# start of DATA ROWS

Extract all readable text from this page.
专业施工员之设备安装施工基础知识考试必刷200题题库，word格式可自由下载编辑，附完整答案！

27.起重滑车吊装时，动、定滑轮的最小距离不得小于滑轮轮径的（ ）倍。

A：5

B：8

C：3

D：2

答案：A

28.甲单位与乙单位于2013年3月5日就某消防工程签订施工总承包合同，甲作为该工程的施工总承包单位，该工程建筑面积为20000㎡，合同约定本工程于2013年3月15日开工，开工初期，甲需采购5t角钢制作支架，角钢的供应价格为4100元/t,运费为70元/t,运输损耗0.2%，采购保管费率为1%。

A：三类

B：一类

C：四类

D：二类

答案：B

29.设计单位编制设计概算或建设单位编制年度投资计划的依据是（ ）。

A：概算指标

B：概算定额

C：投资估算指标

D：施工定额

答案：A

# end of DATA ROWS

» PROBLEM TO WORK ON
Every record above needs to be repeated word for word.

» SOLUTION TO THIS EXERCISE
Extract all readable text from this page.
专业施工员之设备安装施工基础知识考试必刷200题题库，word格式可自由下载编辑，附完整答案！

27.起重滑车吊装时，动、定滑轮的最小距离不得小于滑轮轮径的（ ）倍。

A：5

B：8

C：3

D：2

答案：A

28.甲单位与乙单位于2013年3月5日就某消防工程签订施工总承包合同，甲作为该工程的施工总承包单位，该工程建筑面积为20000㎡，合同约定本工程于2013年3月15日开工，开工初期，甲需采购5t角钢制作支架，角钢的供应价格为4100元/t,运费为70元/t,运输损耗0.2%，采购保管费率为1%。

A：三类

B：一类

C：四类

D：二类

答案：B

29.设计单位编制设计概算或建设单位编制年度投资计划的依据是（ ）。

A：概算指标

B：概算定额

C：投资估算指标

D：施工定额

答案：A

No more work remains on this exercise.